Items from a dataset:
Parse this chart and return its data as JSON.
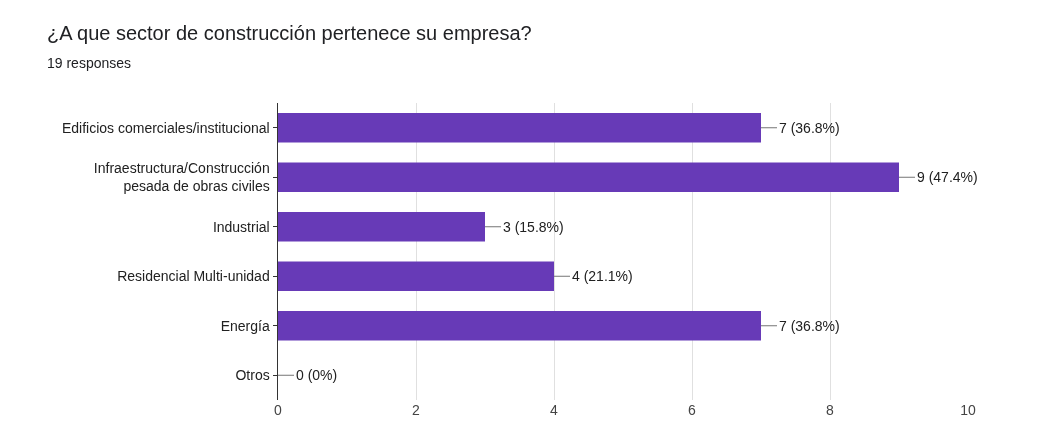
{
  "chart_data": {
    "type": "bar",
    "orientation": "horizontal",
    "title": "¿A que sector de construcción pertenece su empresa?",
    "subtitle": "19 responses",
    "categories": [
      "Edificios comerciales/institucional",
      "Infraestructura/Construcción pesada de obras civiles",
      "Industrial",
      "Residencial Multi-unidad",
      "Energía",
      "Otros"
    ],
    "values": [
      7,
      9,
      3,
      4,
      7,
      0
    ],
    "value_labels": [
      "7 (36.8%)",
      "9 (47.4%)",
      "3 (15.8%)",
      "4 (21.1%)",
      "7 (36.8%)",
      "0 (0%)"
    ],
    "color": "#673ab7",
    "xlim": [
      0,
      10
    ],
    "xticks": [
      0,
      2,
      4,
      6,
      8,
      10
    ],
    "grid": "x"
  }
}
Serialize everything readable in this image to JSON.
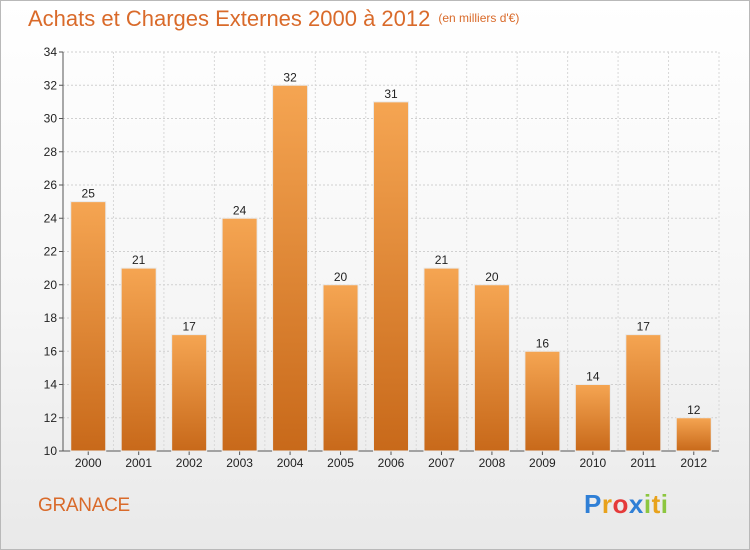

* [EXERCISE AIM] In the listing above, locate each line with "this" and copy it.

* [SOLUTION TO THE EXERCISE]
Parse this chart and return its data as JSON.
Serialize everything readable in this image to JSON.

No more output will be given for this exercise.